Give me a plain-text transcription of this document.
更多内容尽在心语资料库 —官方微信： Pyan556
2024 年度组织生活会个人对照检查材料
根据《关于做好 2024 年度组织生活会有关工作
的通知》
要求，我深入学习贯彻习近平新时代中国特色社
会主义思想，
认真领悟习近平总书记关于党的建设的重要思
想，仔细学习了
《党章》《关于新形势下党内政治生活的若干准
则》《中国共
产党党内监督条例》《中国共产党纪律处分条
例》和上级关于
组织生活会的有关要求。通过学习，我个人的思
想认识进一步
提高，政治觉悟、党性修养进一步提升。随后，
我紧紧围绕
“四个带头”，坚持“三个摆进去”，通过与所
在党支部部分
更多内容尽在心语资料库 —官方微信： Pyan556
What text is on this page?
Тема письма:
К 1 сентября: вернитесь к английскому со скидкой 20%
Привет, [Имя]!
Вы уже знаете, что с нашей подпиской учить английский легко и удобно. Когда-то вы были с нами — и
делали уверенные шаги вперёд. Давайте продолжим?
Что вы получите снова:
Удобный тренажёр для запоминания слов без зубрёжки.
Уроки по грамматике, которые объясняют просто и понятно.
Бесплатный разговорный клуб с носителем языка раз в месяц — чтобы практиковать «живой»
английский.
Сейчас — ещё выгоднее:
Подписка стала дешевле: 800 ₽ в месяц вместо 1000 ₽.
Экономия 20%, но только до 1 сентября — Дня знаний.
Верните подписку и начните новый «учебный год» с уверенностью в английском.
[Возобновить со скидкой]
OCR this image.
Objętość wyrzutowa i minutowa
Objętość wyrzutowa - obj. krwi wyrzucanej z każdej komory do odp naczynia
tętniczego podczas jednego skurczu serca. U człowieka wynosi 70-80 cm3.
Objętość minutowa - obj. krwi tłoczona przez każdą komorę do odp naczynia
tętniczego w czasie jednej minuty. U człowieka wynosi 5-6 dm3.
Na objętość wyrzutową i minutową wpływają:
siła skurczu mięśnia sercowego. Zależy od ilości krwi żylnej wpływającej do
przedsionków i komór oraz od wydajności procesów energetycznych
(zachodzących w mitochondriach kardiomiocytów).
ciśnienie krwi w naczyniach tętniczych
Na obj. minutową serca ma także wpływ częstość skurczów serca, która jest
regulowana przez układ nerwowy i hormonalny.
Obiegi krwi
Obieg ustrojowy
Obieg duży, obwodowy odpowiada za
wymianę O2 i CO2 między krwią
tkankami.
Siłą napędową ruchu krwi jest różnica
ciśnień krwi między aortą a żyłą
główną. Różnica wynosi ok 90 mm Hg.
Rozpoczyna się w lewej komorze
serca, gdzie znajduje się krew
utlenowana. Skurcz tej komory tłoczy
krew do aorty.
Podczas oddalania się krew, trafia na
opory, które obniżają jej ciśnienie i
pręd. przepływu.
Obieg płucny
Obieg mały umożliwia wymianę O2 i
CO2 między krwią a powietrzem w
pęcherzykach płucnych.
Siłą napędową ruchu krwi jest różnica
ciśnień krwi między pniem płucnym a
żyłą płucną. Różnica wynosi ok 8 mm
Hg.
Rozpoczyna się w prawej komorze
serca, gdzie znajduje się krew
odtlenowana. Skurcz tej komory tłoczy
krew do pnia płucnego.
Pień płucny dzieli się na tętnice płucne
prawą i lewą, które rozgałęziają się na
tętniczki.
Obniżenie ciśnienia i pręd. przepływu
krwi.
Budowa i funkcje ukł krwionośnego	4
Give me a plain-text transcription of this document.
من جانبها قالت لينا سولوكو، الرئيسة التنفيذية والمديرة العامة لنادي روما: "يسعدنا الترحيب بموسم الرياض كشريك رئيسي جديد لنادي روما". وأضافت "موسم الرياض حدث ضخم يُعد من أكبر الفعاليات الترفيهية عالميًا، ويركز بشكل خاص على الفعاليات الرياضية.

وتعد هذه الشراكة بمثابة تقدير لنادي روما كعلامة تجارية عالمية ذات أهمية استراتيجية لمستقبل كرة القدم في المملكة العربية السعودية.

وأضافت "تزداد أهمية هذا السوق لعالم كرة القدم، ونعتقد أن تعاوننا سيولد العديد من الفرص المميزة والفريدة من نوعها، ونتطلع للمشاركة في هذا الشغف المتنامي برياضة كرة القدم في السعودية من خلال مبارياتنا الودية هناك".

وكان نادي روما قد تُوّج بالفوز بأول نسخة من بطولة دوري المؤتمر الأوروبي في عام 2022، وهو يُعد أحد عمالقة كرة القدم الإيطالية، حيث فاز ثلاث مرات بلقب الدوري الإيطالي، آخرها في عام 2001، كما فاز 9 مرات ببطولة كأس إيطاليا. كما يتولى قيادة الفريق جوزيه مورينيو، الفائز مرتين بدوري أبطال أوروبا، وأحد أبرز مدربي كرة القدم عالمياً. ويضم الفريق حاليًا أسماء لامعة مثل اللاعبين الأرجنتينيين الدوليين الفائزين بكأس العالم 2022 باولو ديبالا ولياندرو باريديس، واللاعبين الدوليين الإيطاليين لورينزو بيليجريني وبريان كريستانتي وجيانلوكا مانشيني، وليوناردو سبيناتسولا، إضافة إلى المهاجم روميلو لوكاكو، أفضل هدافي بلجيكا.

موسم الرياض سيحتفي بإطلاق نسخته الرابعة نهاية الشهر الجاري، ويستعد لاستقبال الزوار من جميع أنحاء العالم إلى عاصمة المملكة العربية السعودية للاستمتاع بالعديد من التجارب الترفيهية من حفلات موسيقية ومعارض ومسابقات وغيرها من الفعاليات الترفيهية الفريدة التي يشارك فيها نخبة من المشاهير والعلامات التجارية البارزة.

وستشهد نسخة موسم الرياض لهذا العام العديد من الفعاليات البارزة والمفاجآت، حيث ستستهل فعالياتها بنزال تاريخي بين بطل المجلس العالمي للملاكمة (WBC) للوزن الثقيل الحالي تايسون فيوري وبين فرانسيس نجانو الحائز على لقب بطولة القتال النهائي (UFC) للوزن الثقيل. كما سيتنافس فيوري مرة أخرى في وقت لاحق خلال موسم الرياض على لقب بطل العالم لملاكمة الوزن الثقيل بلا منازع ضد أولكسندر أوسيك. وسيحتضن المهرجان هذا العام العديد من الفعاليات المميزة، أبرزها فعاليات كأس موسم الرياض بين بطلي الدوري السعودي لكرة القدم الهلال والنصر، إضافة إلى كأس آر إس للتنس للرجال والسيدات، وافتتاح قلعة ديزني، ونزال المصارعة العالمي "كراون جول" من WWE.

○ ○ ○

• Brief:
From the data, list each line in which the string "ciśnienie" appears.

• The reply:
ciśnienie krwi w naczyniach tętniczych
opory, które obniżają jej ciśnienie i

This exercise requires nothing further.